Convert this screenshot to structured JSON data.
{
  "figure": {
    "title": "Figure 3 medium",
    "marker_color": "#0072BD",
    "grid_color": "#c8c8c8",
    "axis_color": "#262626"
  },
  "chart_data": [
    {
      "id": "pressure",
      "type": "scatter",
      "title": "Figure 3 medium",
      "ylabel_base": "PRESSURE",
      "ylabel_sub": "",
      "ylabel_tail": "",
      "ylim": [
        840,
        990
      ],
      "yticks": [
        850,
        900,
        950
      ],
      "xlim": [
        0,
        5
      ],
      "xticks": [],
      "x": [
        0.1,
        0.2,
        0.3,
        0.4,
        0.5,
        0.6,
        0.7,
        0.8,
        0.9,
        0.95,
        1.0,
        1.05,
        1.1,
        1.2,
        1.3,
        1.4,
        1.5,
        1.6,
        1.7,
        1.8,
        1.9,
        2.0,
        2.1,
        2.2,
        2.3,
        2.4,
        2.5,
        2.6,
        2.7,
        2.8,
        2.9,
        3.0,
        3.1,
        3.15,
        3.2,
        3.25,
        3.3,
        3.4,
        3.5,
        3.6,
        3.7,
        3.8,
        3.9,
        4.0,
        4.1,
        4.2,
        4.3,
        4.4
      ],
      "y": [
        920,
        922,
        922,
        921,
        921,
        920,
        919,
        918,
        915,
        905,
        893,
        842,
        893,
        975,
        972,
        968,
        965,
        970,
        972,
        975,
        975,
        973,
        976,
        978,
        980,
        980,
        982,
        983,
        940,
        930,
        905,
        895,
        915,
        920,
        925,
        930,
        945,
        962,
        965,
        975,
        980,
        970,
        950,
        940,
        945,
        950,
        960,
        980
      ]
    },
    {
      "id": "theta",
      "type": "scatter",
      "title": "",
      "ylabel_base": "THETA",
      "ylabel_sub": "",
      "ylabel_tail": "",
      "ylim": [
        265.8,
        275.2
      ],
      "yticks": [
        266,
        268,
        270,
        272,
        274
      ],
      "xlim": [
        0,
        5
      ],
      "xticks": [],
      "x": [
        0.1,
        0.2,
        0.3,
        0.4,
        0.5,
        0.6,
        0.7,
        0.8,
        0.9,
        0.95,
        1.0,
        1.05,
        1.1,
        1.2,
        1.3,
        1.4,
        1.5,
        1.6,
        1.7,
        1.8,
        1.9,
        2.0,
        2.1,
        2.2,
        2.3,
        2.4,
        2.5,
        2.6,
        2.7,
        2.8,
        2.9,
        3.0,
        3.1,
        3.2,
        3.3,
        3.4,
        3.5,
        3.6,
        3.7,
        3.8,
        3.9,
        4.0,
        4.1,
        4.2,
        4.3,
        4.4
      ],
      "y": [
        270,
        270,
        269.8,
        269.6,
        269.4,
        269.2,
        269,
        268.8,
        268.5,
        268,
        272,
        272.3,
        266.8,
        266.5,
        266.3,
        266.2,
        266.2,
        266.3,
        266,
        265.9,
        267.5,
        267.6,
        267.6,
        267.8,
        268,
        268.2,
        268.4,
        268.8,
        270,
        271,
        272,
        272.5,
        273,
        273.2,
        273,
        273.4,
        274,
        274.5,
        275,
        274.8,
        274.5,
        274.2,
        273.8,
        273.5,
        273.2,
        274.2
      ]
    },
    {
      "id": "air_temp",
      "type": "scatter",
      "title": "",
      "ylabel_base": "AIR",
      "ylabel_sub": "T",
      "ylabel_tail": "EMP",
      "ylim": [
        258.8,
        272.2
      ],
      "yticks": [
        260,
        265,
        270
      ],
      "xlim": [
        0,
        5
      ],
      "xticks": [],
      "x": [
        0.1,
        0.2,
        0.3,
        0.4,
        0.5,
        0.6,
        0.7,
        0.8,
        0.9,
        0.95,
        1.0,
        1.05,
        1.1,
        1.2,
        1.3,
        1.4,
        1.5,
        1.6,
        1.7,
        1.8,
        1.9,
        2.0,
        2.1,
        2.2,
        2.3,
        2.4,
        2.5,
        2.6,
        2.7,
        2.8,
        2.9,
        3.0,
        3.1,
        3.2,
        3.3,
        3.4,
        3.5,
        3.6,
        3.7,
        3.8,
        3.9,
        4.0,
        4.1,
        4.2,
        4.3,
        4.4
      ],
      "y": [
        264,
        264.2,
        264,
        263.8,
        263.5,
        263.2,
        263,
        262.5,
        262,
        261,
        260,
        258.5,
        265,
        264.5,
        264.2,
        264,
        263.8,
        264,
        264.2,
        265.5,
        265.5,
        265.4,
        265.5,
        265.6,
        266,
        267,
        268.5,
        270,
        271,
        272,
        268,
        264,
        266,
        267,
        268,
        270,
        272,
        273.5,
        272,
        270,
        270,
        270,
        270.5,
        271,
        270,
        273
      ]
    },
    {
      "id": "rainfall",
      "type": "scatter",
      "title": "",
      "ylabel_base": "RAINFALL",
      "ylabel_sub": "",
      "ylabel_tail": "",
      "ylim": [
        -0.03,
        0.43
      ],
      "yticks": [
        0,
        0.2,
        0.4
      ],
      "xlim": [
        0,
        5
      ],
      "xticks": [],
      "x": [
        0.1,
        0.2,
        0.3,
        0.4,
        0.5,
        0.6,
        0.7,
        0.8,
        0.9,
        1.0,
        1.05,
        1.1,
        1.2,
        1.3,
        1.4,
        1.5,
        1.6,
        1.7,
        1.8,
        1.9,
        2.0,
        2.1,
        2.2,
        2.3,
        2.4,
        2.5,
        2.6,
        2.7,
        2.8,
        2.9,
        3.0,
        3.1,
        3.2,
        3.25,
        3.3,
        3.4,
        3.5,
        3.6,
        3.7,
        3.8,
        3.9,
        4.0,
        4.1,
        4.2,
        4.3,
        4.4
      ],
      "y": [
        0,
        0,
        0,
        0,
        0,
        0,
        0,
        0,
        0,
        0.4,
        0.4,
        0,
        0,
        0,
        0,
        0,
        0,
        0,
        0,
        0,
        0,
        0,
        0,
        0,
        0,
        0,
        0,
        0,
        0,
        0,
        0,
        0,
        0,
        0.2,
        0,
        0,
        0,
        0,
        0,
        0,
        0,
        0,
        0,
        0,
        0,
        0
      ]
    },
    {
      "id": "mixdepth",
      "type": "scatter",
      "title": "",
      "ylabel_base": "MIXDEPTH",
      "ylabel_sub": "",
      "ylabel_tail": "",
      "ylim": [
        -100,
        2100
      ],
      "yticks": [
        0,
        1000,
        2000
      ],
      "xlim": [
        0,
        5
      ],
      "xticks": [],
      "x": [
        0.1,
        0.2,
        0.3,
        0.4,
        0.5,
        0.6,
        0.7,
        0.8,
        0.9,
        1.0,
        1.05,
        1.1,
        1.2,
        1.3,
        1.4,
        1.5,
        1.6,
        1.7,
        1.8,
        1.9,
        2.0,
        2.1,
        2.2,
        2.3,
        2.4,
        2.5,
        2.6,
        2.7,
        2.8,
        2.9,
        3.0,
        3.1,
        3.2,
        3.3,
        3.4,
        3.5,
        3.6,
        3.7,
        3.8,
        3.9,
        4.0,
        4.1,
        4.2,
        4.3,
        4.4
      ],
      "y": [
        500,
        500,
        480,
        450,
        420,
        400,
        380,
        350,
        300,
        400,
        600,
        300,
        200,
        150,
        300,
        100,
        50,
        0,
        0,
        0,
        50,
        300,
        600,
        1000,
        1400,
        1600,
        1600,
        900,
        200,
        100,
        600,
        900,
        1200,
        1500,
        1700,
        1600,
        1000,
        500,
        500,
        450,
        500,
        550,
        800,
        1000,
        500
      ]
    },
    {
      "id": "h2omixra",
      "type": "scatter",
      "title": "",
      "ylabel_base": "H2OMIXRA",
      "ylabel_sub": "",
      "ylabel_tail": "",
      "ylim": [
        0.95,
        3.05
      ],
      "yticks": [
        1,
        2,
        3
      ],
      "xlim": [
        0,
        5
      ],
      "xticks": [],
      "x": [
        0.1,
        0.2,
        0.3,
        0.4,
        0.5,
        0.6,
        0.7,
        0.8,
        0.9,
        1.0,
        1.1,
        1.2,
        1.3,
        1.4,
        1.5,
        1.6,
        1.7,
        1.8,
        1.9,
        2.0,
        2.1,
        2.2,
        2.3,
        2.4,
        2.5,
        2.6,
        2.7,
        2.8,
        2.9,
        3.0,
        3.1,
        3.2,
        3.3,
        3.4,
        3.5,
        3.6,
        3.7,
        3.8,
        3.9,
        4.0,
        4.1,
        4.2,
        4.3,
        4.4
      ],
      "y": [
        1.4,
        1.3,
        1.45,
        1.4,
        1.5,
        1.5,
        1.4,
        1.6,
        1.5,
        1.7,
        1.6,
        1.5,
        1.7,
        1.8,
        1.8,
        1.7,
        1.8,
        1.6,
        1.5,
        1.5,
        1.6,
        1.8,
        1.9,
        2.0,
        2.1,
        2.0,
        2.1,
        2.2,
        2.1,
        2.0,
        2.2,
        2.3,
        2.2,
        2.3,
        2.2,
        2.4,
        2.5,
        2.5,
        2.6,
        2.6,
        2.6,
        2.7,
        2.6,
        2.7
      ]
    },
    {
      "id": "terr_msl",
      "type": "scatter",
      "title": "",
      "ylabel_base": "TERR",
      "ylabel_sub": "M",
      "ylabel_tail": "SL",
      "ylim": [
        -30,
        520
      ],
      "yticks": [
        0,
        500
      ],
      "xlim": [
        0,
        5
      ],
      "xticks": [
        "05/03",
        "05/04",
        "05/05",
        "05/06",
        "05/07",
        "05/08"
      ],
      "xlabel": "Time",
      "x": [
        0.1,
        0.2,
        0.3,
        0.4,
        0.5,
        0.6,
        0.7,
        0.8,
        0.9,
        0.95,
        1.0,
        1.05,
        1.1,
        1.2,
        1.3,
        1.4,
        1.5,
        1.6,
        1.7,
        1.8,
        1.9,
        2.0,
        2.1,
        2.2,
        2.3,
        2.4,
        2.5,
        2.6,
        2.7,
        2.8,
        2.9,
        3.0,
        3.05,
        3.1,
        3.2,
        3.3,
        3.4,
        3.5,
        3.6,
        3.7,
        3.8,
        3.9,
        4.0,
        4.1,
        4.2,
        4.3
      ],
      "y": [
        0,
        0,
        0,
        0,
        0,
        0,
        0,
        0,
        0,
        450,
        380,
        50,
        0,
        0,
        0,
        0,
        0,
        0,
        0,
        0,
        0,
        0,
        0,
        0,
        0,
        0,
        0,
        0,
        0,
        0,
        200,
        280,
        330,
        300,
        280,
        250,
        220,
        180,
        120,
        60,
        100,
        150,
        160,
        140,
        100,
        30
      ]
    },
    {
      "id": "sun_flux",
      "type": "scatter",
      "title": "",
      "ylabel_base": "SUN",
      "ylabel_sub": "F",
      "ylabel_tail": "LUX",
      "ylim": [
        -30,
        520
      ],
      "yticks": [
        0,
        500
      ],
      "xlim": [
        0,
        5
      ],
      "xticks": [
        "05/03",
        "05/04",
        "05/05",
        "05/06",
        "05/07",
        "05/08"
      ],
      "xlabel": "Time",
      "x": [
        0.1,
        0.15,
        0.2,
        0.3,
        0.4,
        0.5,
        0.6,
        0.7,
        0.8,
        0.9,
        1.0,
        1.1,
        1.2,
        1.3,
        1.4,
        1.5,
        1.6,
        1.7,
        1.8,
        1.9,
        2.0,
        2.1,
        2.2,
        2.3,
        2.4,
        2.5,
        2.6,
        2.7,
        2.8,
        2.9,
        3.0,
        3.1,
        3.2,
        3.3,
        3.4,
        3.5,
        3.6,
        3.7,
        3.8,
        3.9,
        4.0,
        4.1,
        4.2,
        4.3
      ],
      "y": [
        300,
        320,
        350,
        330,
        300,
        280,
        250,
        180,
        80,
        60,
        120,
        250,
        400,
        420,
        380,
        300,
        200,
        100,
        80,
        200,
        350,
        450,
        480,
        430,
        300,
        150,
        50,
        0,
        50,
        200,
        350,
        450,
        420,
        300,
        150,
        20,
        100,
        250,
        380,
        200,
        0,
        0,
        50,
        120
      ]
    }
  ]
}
━━━━━━━━━━
* GIVEN REQUEST *
Each line above that includes "medium" counts once; state the total and nothing more.

* COMPLETE ANSWER *
2